# Task directions
How many lines in the entries below contain "time"? Answer with the number only.

# Data for the task
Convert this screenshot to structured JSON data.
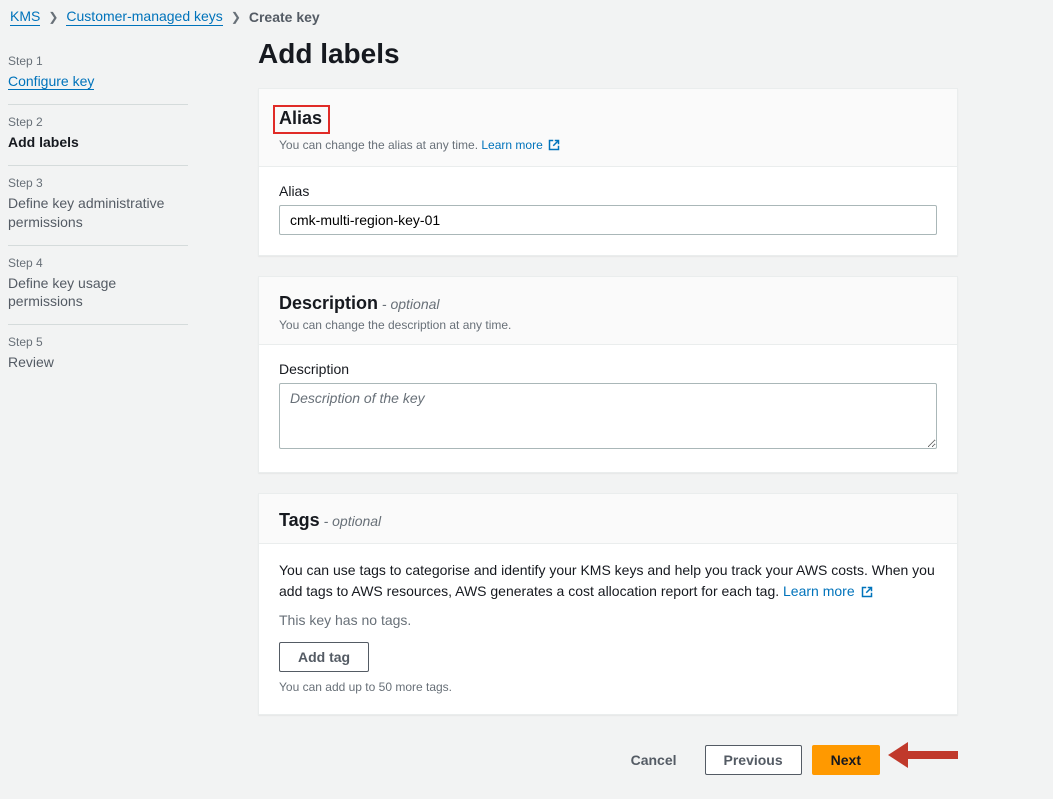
{
  "breadcrumb": {
    "root": "KMS",
    "mid": "Customer-managed keys",
    "current": "Create key"
  },
  "sidebar": {
    "steps": [
      {
        "num": "Step 1",
        "title": "Configure key",
        "link": true
      },
      {
        "num": "Step 2",
        "title": "Add labels",
        "active": true
      },
      {
        "num": "Step 3",
        "title": "Define key administrative permissions"
      },
      {
        "num": "Step 4",
        "title": "Define key usage permissions"
      },
      {
        "num": "Step 5",
        "title": "Review"
      }
    ]
  },
  "page": {
    "title": "Add labels"
  },
  "alias": {
    "heading": "Alias",
    "sub": "You can change the alias at any time.",
    "learn_more": "Learn more",
    "field_label": "Alias",
    "value": "cmk-multi-region-key-01"
  },
  "description": {
    "heading": "Description",
    "optional": "- optional",
    "sub": "You can change the description at any time.",
    "field_label": "Description",
    "placeholder": "Description of the key"
  },
  "tags": {
    "heading": "Tags",
    "optional": "- optional",
    "intro": "You can use tags to categorise and identify your KMS keys and help you track your AWS costs. When you add tags to AWS resources, AWS generates a cost allocation report for each tag.",
    "learn_more": "Learn more",
    "no_tags": "This key has no tags.",
    "add_tag_button": "Add tag",
    "hint": "You can add up to 50 more tags."
  },
  "footer": {
    "cancel": "Cancel",
    "previous": "Previous",
    "next": "Next"
  }
}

# Answer to this exercise
2